→ PROBLEM REQUIREMENTS
Every line from the line containing "Transcribe this image's" through the final line of the data is to be printed exactly; no other line is to appear.

Stored dataset items:
┌──
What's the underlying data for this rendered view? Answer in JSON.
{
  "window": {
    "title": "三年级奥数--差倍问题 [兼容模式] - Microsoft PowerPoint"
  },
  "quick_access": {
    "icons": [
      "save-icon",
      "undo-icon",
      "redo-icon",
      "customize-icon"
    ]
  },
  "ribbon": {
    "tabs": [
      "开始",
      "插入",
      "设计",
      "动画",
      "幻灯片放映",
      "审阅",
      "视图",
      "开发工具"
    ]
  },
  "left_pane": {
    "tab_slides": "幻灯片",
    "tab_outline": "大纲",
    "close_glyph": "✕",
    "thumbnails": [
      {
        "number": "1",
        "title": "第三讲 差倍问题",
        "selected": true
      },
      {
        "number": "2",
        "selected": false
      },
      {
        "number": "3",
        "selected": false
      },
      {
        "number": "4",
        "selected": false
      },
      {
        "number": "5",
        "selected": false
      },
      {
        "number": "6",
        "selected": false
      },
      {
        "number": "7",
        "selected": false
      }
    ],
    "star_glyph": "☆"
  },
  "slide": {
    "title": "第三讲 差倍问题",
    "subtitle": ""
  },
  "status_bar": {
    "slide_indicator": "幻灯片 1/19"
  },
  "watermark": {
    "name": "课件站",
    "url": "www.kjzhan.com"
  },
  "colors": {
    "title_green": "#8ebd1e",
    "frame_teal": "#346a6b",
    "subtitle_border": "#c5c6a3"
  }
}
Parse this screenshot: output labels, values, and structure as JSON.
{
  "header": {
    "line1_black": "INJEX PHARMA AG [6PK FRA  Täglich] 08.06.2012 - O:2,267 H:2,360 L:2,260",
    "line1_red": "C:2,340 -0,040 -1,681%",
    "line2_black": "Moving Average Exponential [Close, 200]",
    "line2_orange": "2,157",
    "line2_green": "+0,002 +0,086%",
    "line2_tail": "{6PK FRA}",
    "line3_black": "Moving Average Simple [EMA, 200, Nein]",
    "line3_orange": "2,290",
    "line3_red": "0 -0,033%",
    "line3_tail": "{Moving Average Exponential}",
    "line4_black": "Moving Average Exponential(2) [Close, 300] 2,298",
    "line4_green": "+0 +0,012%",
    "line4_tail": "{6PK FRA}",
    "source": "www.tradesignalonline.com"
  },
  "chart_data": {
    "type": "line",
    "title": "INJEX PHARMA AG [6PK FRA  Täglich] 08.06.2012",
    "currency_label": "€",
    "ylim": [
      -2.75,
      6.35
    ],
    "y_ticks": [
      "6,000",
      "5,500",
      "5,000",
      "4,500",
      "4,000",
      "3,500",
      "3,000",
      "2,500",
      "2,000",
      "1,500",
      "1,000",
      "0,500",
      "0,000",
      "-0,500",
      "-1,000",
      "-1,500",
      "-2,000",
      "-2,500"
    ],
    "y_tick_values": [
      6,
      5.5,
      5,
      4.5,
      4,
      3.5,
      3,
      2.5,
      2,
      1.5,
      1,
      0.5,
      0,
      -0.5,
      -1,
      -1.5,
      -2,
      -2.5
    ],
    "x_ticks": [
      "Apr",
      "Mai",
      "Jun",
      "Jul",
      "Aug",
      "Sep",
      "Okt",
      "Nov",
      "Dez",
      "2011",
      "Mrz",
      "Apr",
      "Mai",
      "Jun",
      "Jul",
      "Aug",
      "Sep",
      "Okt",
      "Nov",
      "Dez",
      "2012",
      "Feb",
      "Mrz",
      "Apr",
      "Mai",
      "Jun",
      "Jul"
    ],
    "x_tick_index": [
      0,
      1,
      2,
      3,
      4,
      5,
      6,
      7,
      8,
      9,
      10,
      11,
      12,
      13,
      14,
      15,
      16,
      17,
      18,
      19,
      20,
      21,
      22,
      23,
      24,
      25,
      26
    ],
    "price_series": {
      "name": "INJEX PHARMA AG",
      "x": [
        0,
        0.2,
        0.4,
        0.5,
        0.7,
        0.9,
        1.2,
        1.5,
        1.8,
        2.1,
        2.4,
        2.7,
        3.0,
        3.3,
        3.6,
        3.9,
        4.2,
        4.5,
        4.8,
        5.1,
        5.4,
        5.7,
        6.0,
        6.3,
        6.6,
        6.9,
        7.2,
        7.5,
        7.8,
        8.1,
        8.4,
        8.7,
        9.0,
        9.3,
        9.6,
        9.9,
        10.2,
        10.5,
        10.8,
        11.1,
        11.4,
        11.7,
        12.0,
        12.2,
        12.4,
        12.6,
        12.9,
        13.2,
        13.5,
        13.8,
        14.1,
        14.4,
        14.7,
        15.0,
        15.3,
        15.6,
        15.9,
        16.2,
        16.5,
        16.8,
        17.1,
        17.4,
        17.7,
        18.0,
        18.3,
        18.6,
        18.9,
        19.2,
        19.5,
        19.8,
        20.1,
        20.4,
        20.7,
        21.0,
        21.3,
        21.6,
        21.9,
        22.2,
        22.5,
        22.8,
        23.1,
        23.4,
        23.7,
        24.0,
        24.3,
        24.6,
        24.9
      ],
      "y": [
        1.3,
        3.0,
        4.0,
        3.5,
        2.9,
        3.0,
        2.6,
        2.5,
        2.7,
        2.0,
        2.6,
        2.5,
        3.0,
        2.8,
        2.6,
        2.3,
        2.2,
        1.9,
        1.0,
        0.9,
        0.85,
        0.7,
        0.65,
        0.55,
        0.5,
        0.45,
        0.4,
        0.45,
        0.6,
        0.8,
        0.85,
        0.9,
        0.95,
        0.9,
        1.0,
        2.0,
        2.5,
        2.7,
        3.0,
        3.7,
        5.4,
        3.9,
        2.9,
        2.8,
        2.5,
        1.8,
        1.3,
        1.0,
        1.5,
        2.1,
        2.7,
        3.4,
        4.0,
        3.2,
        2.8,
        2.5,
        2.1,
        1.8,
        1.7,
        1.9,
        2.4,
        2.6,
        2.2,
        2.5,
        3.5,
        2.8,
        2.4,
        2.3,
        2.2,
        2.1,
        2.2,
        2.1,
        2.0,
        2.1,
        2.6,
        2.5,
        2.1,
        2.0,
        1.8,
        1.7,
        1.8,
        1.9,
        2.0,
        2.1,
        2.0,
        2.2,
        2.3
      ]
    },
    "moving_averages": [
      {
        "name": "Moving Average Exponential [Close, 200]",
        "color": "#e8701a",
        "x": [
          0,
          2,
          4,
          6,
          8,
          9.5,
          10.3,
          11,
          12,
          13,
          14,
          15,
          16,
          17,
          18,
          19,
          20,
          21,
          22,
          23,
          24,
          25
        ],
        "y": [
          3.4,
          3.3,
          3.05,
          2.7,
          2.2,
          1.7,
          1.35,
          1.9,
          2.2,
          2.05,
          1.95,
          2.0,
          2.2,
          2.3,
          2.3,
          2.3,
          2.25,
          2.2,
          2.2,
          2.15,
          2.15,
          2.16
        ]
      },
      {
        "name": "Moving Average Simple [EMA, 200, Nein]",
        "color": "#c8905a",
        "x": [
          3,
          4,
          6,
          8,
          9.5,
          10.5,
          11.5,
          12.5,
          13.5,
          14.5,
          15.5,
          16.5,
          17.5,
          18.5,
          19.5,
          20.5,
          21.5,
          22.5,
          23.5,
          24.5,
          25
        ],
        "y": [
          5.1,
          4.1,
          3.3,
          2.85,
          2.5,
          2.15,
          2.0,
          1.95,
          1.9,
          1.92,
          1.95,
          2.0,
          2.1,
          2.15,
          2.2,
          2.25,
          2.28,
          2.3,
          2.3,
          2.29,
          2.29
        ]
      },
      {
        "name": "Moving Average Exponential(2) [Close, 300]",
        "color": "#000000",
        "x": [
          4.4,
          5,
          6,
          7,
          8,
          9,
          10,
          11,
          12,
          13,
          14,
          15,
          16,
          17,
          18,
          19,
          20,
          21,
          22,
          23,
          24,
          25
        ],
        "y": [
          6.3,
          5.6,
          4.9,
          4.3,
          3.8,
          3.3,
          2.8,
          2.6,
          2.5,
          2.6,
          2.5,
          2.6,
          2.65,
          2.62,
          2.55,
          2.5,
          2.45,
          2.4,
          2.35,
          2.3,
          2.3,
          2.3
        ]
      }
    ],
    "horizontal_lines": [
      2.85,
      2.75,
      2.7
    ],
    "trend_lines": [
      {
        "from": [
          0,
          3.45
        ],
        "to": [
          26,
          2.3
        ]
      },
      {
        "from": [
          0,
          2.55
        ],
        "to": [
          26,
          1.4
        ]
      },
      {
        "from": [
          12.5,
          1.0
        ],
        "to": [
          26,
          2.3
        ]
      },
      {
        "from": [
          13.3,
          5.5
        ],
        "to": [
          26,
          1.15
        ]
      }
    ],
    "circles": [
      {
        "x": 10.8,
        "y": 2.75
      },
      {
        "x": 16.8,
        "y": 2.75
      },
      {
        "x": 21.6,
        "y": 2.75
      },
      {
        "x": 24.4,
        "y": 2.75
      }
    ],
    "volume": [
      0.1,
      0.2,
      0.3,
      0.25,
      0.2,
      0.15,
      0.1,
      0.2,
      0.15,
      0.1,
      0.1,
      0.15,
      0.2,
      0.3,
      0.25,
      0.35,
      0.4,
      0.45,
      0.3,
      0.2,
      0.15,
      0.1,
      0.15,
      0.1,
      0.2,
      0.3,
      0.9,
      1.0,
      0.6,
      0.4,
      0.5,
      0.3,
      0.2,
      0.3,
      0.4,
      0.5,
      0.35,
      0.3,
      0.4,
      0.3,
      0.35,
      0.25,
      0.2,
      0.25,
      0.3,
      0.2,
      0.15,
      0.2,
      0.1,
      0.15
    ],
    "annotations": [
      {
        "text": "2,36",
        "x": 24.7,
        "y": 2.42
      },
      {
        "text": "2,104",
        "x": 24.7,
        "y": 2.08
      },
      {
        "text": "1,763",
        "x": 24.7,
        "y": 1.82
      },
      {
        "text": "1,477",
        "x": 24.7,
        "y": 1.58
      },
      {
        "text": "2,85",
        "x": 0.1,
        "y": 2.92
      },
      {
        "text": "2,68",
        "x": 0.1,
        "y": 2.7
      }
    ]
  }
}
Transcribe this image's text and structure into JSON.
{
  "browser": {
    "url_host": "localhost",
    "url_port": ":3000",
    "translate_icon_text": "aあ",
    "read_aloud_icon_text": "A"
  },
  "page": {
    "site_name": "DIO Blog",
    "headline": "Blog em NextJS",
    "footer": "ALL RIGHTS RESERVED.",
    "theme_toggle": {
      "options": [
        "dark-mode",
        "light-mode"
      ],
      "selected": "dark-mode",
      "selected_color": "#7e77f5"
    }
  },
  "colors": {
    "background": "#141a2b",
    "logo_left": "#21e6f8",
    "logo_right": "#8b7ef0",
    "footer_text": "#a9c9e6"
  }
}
└──
→ SOLUTION BELOW
Transcribe this image's text and structure into JSON.
{
  "browser": {
    "url_host": "localhost",
    "url_port": ":3000",
    "translate_icon_text": "aあ",
    "read_aloud_icon_text": "A"
  },
  "page": {
    "site_name": "DIO Blog",
    "headline": "Blog em NextJS",
    "footer": "ALL RIGHTS RESERVED.",
    "theme_toggle": {
      "options": [
        "dark-mode",
        "light-mode"
      ],
      "selected": "dark-mode",
      "selected_color": "#7e77f5"
    }
  },
  "colors": {
    "background": "#141a2b",
    "logo_left": "#21e6f8",
    "logo_right": "#8b7ef0",
    "footer_text": "#a9c9e6"
  }
}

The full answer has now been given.